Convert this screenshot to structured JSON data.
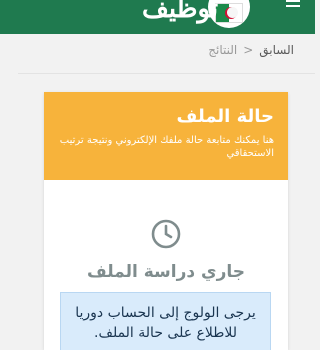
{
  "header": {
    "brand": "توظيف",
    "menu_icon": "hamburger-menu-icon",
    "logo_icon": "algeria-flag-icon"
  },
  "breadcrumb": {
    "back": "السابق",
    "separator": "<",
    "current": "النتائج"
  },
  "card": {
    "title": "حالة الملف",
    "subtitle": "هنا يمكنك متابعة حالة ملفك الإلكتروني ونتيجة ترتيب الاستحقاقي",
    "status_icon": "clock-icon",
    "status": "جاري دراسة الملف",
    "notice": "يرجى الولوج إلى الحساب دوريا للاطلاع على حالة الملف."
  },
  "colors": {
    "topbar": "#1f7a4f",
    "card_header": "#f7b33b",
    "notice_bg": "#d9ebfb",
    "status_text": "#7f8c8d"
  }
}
○ ○ ○ ○
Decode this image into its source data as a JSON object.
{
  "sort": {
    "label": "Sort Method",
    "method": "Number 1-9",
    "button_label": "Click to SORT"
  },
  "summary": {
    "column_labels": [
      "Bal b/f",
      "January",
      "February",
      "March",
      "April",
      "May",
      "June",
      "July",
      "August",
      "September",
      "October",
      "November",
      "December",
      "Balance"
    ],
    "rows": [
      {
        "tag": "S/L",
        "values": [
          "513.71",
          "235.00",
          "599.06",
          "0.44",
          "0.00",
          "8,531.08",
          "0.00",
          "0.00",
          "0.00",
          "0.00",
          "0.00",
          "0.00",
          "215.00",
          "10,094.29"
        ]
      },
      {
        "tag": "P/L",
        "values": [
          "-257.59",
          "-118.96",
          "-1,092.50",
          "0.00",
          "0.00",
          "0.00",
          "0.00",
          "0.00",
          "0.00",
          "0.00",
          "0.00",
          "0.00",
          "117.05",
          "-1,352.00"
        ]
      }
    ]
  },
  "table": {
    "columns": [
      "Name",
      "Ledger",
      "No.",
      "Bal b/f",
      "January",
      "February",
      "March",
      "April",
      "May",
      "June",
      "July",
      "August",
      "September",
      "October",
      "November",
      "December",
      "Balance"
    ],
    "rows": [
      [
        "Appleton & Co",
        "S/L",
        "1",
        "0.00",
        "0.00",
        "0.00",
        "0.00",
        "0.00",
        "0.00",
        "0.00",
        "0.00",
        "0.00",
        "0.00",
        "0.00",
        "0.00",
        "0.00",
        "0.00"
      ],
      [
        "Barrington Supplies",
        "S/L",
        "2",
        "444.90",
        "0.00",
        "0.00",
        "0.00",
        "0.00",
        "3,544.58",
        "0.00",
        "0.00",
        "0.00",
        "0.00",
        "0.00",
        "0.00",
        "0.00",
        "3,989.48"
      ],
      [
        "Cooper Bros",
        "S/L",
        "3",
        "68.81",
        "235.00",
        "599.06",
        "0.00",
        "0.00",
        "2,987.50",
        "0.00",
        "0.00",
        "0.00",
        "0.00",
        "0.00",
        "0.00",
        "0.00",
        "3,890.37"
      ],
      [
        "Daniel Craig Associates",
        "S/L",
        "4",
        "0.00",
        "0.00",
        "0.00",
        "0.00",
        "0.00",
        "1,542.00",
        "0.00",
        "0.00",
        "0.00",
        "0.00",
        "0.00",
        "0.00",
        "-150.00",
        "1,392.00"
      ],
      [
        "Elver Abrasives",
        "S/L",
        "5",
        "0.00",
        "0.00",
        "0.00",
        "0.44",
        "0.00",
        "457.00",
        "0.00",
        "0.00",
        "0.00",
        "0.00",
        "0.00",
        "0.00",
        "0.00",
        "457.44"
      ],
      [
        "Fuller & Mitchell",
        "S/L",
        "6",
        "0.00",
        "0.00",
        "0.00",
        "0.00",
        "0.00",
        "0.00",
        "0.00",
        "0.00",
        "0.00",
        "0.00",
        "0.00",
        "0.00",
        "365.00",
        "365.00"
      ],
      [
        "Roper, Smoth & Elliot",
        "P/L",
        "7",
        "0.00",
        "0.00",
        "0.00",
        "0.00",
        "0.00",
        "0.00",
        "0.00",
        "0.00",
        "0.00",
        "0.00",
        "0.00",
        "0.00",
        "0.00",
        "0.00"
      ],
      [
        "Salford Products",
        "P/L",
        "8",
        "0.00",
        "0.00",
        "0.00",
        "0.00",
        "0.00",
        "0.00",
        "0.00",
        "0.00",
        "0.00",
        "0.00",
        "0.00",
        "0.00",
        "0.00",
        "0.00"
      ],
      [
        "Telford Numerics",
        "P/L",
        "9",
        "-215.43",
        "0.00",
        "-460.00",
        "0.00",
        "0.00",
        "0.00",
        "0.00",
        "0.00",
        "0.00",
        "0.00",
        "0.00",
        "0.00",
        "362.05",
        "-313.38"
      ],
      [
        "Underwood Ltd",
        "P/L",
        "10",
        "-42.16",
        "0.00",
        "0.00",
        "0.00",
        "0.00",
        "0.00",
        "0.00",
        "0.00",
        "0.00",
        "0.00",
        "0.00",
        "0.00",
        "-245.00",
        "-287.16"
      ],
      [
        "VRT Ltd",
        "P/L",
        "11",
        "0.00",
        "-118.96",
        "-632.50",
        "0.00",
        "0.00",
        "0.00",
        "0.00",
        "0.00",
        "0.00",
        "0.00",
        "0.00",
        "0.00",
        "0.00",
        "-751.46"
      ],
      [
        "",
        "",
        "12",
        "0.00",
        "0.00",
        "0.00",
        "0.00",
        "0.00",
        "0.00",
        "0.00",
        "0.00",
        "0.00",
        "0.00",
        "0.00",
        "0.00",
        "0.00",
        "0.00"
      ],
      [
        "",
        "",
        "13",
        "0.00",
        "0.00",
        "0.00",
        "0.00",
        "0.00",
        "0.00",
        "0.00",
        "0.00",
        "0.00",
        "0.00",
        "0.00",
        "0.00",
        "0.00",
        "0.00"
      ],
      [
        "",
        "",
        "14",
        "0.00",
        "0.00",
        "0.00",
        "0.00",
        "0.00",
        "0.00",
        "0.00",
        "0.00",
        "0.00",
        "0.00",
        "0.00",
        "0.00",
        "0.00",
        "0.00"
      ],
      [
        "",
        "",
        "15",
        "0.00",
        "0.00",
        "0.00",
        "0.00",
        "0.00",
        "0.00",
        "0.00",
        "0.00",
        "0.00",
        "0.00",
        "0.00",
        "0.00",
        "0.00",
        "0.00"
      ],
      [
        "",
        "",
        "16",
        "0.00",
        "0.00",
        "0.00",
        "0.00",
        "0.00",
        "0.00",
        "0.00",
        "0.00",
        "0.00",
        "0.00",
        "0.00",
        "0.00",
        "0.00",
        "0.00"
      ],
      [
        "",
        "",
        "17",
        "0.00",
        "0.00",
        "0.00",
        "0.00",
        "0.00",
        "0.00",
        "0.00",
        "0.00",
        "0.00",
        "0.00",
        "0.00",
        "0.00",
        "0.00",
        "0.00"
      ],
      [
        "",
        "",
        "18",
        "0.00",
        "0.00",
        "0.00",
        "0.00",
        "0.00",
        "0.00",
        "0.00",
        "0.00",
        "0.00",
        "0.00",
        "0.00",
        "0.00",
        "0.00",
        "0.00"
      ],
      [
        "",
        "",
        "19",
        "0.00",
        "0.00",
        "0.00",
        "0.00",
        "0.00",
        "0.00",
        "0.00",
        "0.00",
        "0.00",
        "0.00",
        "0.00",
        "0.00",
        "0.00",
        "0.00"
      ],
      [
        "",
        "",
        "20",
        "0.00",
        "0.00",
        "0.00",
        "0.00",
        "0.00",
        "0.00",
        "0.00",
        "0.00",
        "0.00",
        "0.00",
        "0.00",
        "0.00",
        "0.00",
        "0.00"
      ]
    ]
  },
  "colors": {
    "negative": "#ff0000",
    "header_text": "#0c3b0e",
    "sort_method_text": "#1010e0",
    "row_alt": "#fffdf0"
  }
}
○ ○ ○ ○
**To do**
Read the entries and show each line that mentions "data".

**Answer to the task**
Convert this screenshot to structured JSON data.
Decode this image into its source data as a JSON object.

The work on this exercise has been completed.